* start MATERIAL FOR THIS EXERCISE *
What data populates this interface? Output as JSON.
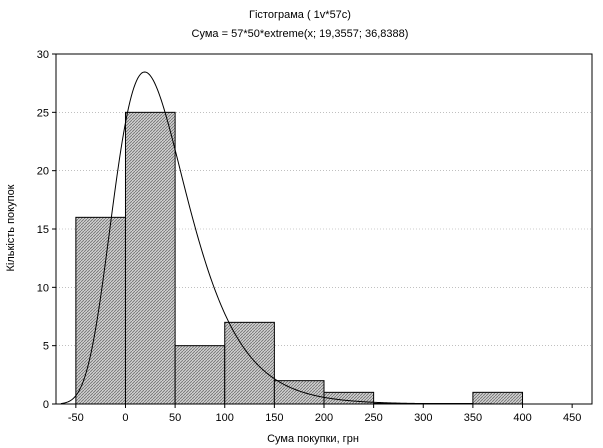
{
  "chart_data": {
    "type": "bar",
    "title": "Гістограма ( 1v*57c)",
    "subtitle": "Сума = 57*50*extreme(x; 19,3557; 36,8388)",
    "xlabel": "Сума покупки, грн",
    "ylabel": "Кількість покупок",
    "xlim": [
      -70,
      470
    ],
    "ylim": [
      0,
      30
    ],
    "x_ticks": [
      "-50",
      "0",
      "50",
      "100",
      "150",
      "200",
      "250",
      "300",
      "350",
      "400",
      "450"
    ],
    "y_ticks": [
      "0",
      "5",
      "10",
      "15",
      "20",
      "25",
      "30"
    ],
    "grid": true,
    "bins": [
      {
        "range": [
          -50,
          0
        ],
        "count": 16
      },
      {
        "range": [
          0,
          50
        ],
        "count": 25
      },
      {
        "range": [
          50,
          100
        ],
        "count": 5
      },
      {
        "range": [
          100,
          150
        ],
        "count": 7
      },
      {
        "range": [
          150,
          200
        ],
        "count": 2
      },
      {
        "range": [
          200,
          250
        ],
        "count": 1
      },
      {
        "range": [
          250,
          300
        ],
        "count": 0
      },
      {
        "range": [
          300,
          350
        ],
        "count": 0
      },
      {
        "range": [
          350,
          400
        ],
        "count": 1
      }
    ],
    "fit": {
      "distribution": "extreme",
      "location": 19.3557,
      "scale": 36.8388,
      "n": 57,
      "bin_width": 50
    }
  }
}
* end MATERIAL FOR THIS EXERCISE *
▶ WHAT IS NEEDED
Look for lines containing the string "extreme" and copy them all.

▶ OUTPUT BELOW
    "subtitle": "Сума = 57*50*extreme(x; 19,3557; 36,8388)",
      "distribution": "extreme",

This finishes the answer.